### Challenge
Among the entries, which lines carry the string "Glauber"? Copy each of them.

### Material provided
-------

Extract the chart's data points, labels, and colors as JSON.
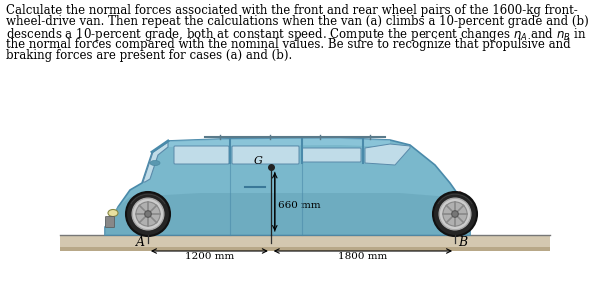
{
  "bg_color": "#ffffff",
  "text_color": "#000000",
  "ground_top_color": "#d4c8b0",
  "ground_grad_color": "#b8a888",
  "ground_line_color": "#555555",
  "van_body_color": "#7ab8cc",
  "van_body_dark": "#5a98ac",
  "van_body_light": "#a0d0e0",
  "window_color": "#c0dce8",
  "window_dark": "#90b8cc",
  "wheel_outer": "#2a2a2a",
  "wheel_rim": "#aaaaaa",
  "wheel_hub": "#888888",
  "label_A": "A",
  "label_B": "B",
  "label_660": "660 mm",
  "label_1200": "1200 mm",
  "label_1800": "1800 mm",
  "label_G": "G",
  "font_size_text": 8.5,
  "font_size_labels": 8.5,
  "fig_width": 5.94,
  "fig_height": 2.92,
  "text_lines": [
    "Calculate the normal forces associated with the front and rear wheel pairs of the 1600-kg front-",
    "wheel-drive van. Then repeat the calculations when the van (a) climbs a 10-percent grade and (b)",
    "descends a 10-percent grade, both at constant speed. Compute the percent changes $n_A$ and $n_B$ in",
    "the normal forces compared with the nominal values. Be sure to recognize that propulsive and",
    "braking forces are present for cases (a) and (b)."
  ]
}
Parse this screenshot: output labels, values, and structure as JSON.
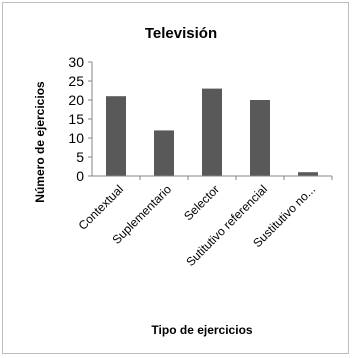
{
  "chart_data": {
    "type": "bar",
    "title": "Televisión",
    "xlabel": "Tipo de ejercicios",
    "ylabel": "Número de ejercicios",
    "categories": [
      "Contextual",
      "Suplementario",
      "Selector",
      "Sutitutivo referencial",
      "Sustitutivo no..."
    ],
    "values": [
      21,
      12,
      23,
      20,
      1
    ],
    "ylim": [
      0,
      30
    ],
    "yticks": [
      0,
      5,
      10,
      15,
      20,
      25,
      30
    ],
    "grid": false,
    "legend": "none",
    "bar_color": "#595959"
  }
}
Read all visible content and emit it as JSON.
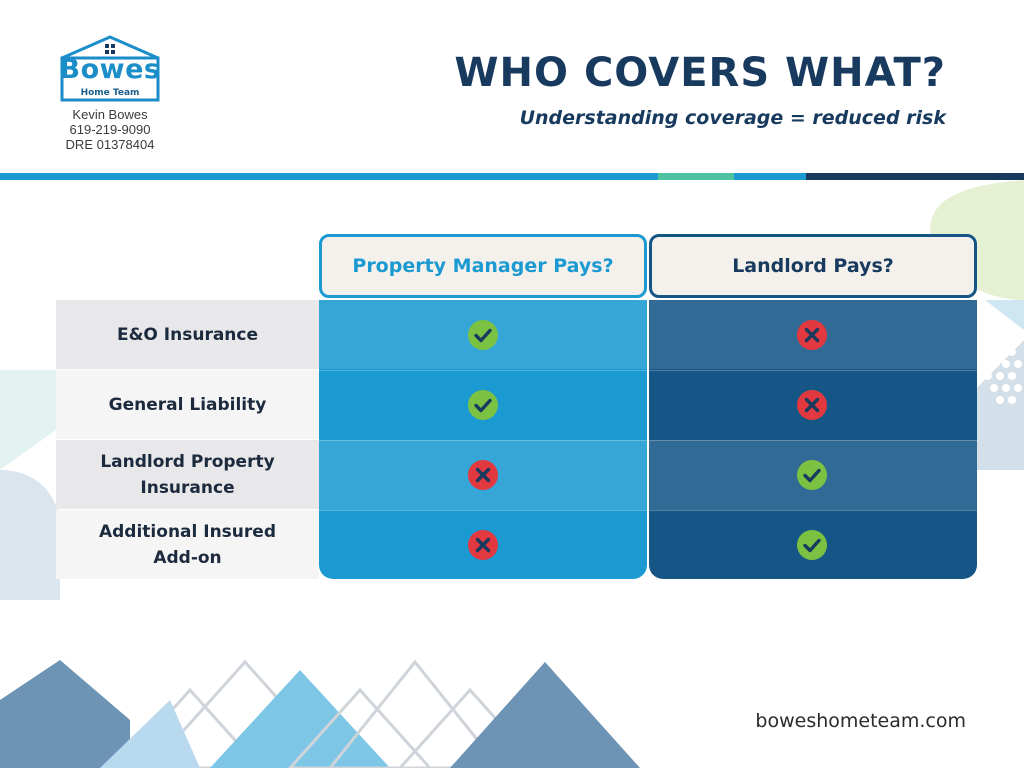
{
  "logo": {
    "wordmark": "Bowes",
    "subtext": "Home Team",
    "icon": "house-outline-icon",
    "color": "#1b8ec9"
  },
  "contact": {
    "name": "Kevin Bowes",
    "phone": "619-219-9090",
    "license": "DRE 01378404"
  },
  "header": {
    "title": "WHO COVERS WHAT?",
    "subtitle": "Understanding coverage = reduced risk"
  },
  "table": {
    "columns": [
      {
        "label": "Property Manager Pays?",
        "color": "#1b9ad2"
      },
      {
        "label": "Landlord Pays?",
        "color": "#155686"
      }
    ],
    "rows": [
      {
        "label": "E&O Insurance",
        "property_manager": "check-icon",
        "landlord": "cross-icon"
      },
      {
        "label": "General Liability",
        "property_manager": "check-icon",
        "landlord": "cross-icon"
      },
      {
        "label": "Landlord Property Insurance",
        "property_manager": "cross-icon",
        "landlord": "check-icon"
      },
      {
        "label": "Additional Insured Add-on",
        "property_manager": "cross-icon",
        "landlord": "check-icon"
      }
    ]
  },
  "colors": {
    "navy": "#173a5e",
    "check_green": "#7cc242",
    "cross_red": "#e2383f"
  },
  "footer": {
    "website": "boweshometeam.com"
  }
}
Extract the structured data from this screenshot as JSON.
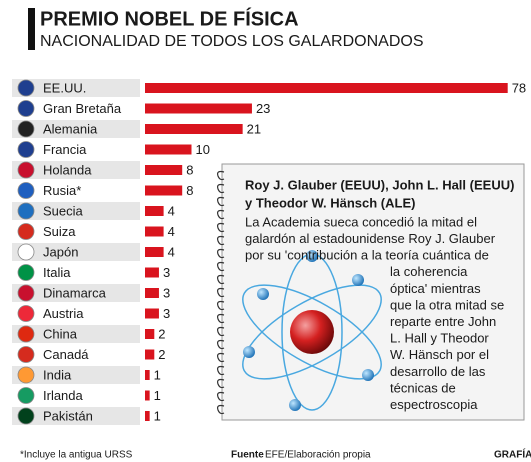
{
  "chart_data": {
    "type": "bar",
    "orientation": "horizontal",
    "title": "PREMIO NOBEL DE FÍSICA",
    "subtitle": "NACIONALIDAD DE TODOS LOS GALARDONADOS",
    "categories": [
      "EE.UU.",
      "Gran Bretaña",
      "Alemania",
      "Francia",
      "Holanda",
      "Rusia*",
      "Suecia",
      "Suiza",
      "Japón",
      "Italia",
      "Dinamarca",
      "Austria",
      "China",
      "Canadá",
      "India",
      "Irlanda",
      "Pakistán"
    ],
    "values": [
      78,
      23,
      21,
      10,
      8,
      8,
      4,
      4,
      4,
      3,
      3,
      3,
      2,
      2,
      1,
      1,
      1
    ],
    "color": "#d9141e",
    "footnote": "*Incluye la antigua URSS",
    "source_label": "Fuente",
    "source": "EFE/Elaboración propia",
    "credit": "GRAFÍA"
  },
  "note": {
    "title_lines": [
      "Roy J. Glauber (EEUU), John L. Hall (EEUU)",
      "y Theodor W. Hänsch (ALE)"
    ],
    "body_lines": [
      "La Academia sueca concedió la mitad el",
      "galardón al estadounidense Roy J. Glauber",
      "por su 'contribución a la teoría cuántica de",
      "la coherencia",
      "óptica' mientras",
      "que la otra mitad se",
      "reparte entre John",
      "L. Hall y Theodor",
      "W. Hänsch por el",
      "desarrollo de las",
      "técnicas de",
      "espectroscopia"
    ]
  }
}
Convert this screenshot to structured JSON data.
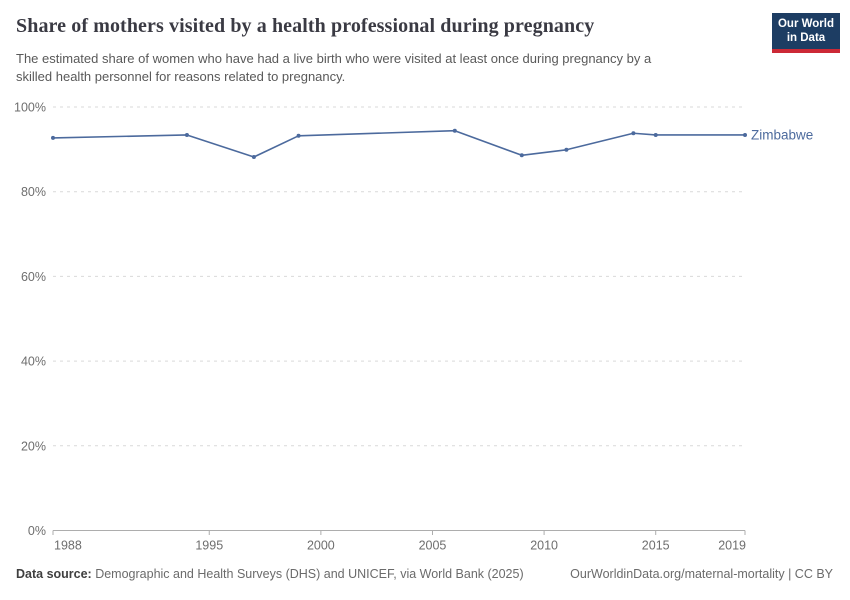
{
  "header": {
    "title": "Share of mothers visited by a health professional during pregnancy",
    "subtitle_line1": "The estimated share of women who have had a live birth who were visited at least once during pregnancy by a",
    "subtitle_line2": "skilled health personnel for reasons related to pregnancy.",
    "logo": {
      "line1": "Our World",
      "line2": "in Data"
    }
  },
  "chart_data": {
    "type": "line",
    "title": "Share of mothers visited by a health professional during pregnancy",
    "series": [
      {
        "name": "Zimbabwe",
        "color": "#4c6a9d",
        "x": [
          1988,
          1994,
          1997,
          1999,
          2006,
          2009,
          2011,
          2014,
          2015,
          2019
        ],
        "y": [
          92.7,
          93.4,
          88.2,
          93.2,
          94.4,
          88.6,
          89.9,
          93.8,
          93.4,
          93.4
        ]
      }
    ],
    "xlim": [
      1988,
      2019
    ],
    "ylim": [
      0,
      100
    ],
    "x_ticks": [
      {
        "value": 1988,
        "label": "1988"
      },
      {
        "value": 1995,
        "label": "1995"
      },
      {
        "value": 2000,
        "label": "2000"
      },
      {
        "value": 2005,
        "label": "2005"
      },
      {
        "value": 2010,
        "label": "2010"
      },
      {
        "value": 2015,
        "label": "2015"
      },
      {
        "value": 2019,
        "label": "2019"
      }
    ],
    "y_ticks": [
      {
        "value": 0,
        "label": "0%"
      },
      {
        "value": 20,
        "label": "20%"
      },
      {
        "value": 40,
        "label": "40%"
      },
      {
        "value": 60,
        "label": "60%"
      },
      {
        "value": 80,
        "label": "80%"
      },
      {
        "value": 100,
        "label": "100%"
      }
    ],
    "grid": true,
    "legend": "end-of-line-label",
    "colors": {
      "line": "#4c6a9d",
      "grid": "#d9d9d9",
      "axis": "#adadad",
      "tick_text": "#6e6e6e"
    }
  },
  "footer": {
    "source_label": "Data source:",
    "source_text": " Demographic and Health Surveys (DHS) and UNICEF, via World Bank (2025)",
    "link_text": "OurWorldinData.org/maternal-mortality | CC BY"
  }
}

-------

### Solution to this task
      "Roy J. Glauber (EEUU), John L. Hall (EEUU)",
      "galardón al estadounidense Roy J. Glauber",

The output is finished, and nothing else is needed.